Text shown:
━━━━━━━━━━━━━━━━━━━━━━━━━━━━━━

[GraphBolt] move to_dgl() from datapipe to dataloader iter (#6728)

docs/source/guide/minibatch-custom-sampler.rst

@@ -47,11 +47,11 @@ To use this sampler with :class:`~dgl.graphbolt.DataLoader`:
     datapipe = gb.ItemSampler(train_set, batch_size=1024, shuffle=True)
     datapipe = datapipe.customized_sample_neighbor(g, [10, 10]) # 2 layers.
     datapipe = datapipe.fetch_feature(feature, node_feature_keys=["feat"])
-    datapipe = datapipe.to_dgl()
     datapipe = datapipe.copy_to(device)
     dataloader = gb.DataLoader(datapipe, num_workers=0)
 
     for data in dataloader:
+        data = data.to_dgl()
         input_features = data.node_features["feat"]
         output_labels = data.labels
         output_predictions = model(data.blocks, input_features)

━━━━━━━━━━━━━━━━━━━━━━━━━━━━━━

The tasks:
1 > In the commit diff, what batch size is passed to gb.ItemSampler?
2 > Reproduce the part of the commit diff starting with "docs/source/guide/minibatch-custom-sampler.rst" and going on through "# 2 layers.".
3 > Summarize the commit diff in two sentences.

Spatial annotation records:
━━━━━━━━━━━━━━━━━━━━━━━━━━━━━━

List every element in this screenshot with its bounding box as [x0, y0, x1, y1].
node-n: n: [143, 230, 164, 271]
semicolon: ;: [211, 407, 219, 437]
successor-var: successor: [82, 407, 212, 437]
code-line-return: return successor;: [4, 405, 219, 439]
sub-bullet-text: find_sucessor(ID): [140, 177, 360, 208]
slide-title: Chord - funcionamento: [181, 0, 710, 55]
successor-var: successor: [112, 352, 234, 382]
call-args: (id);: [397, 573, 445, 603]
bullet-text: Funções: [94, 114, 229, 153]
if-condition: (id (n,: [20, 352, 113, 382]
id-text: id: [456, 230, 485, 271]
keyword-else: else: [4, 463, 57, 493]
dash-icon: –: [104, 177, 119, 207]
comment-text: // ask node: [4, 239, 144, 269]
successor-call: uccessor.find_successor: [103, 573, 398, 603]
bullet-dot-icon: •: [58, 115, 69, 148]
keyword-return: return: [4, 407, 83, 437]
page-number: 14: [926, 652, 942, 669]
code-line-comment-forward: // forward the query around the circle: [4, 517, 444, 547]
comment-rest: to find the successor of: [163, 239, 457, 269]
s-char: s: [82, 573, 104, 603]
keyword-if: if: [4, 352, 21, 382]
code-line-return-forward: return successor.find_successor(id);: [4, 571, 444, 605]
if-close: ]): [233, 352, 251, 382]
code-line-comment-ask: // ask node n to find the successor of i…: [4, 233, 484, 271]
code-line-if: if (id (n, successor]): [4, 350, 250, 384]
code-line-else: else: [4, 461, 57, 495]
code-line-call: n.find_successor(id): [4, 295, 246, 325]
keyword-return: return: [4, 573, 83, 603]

━━━━━━━━━━━━━━━━━━━━━━━━━━━━━━

Answers:
1 > 1024

2 >
docs/source/guide/minibatch-custom-sampler.rst

@@ -47,11 +47,11 @@ To use this sampler with :class:`~dgl.graphbolt.DataLoader`:
     datapipe = gb.ItemSampler(train_set, batch_size=1024, shuffle=True)
     datapipe = datapipe.customized_sample_neighbor(g, [10, 10]) # 2 layers.

3 > The commit moves to_dgl() from the datapipe to the dataloader iteration in the custom sampler guide, docs/source/guide/minibatch-custom-sampler.rst. The line "datapipe = datapipe.to_dgl()" is removed, and "data = data.to_dgl()" is added as the first statement inside the loop "for data in dataloader:".